Copy every line of the listing exactly.
───── DATA FOR PROCESSING ─────
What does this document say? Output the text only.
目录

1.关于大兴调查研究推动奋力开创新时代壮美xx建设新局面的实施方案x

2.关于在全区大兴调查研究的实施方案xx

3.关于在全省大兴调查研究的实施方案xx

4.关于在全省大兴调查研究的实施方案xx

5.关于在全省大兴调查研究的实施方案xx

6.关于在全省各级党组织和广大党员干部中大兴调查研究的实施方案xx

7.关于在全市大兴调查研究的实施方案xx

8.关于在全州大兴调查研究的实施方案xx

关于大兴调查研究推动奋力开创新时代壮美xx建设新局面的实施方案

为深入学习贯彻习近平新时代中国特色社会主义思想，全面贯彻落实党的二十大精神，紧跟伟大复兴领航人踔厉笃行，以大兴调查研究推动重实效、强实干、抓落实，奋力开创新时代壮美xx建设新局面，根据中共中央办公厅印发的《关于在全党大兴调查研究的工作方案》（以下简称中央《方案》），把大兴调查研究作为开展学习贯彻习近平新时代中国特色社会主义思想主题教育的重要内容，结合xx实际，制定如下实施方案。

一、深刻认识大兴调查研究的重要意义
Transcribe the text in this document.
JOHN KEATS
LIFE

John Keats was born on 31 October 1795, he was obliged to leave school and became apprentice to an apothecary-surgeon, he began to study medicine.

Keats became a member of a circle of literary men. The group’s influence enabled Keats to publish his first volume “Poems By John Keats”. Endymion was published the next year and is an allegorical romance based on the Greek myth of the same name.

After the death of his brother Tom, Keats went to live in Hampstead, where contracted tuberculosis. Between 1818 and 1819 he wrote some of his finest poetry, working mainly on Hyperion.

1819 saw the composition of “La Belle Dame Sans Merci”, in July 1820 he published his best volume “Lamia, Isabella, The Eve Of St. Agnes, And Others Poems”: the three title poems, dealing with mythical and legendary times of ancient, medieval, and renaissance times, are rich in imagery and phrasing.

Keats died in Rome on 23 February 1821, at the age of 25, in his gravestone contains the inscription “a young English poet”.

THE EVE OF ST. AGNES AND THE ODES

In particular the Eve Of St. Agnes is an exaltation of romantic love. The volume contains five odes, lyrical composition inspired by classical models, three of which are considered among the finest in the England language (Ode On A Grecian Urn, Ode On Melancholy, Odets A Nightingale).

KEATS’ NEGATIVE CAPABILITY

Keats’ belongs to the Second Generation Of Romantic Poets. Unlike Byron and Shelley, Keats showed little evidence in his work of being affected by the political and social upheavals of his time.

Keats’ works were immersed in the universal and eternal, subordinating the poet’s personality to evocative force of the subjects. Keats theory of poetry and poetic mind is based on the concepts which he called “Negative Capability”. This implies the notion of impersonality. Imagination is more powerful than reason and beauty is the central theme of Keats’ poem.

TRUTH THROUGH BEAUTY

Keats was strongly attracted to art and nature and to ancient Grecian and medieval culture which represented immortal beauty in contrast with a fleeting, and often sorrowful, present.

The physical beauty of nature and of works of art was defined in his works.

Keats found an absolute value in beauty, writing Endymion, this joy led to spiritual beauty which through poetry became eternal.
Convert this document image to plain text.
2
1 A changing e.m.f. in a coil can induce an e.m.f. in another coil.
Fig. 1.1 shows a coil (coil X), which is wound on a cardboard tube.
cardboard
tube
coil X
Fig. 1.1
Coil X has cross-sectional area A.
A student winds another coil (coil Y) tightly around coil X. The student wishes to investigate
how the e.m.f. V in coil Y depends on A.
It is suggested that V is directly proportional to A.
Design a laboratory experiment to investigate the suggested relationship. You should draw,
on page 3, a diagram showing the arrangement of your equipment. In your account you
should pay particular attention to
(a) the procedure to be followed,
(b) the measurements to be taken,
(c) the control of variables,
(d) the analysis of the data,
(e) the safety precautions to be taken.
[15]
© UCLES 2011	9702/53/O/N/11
─────
**COMPLETE RESPONSE:**
What does this document say? Output the text only.
目录

1.关于大兴调查研究推动奋力开创新时代壮美xx建设新局面的实施方案x

2.关于在全区大兴调查研究的实施方案xx

3.关于在全省大兴调查研究的实施方案xx

4.关于在全省大兴调查研究的实施方案xx

5.关于在全省大兴调查研究的实施方案xx

6.关于在全省各级党组织和广大党员干部中大兴调查研究的实施方案xx

7.关于在全市大兴调查研究的实施方案xx

8.关于在全州大兴调查研究的实施方案xx

关于大兴调查研究推动奋力开创新时代壮美xx建设新局面的实施方案

为深入学习贯彻习近平新时代中国特色社会主义思想，全面贯彻落实党的二十大精神，紧跟伟大复兴领航人踔厉笃行，以大兴调查研究推动重实效、强实干、抓落实，奋力开创新时代壮美xx建设新局面，根据中共中央办公厅印发的《关于在全党大兴调查研究的工作方案》（以下简称中央《方案》），把大兴调查研究作为开展学习贯彻习近平新时代中国特色社会主义思想主题教育的重要内容，结合xx实际，制定如下实施方案。

一、深刻认识大兴调查研究的重要意义
Transcribe the text in this document.
JOHN KEATS
LIFE

John Keats was born on 31 October 1795, he was obliged to leave school and became apprentice to an apothecary-surgeon, he began to study medicine.

Keats became a member of a circle of literary men. The group’s influence enabled Keats to publish his first volume “Poems By John Keats”. Endymion was published the next year and is an allegorical romance based on the Greek myth of the same name.

After the death of his brother Tom, Keats went to live in Hampstead, where contracted tuberculosis. Between 1818 and 1819 he wrote some of his finest poetry, working mainly on Hyperion.

1819 saw the composition of “La Belle Dame Sans Merci”, in July 1820 he published his best volume “Lamia, Isabella, The Eve Of St. Agnes, And Others Poems”: the three title poems, dealing with mythical and legendary times of ancient, medieval, and renaissance times, are rich in imagery and phrasing.

Keats died in Rome on 23 February 1821, at the age of 25, in his gravestone contains the inscription “a young English poet”.

THE EVE OF ST. AGNES AND THE ODES

In particular the Eve Of St. Agnes is an exaltation of romantic love. The volume contains five odes, lyrical composition inspired by classical models, three of which are considered among the finest in the England language (Ode On A Grecian Urn, Ode On Melancholy, Odets A Nightingale).

KEATS’ NEGATIVE CAPABILITY

Keats’ belongs to the Second Generation Of Romantic Poets. Unlike Byron and Shelley, Keats showed little evidence in his work of being affected by the political and social upheavals of his time.

Keats’ works were immersed in the universal and eternal, subordinating the poet’s personality to evocative force of the subjects. Keats theory of poetry and poetic mind is based on the concepts which he called “Negative Capability”. This implies the notion of impersonality. Imagination is more powerful than reason and beauty is the central theme of Keats’ poem.

TRUTH THROUGH BEAUTY

Keats was strongly attracted to art and nature and to ancient Grecian and medieval culture which represented immortal beauty in contrast with a fleeting, and often sorrowful, present.

The physical beauty of nature and of works of art was defined in his works.

Keats found an absolute value in beauty, writing Endymion, this joy led to spiritual beauty which through poetry became eternal.
Convert this document image to plain text.
2
1 A changing e.m.f. in a coil can induce an e.m.f. in another coil.
Fig. 1.1 shows a coil (coil X), which is wound on a cardboard tube.
cardboard
tube
coil X
Fig. 1.1
Coil X has cross-sectional area A.
A student winds another coil (coil Y) tightly around coil X. The student wishes to investigate
how the e.m.f. V in coil Y depends on A.
It is suggested that V is directly proportional to A.
Design a laboratory experiment to investigate the suggested relationship. You should draw,
on page 3, a diagram showing the arrangement of your equipment. In your account you
should pay particular attention to
(a) the procedure to be followed,
(b) the measurements to be taken,
(c) the control of variables,
(d) the analysis of the data,
(e) the safety precautions to be taken.
[15]
© UCLES 2011	9702/53/O/N/11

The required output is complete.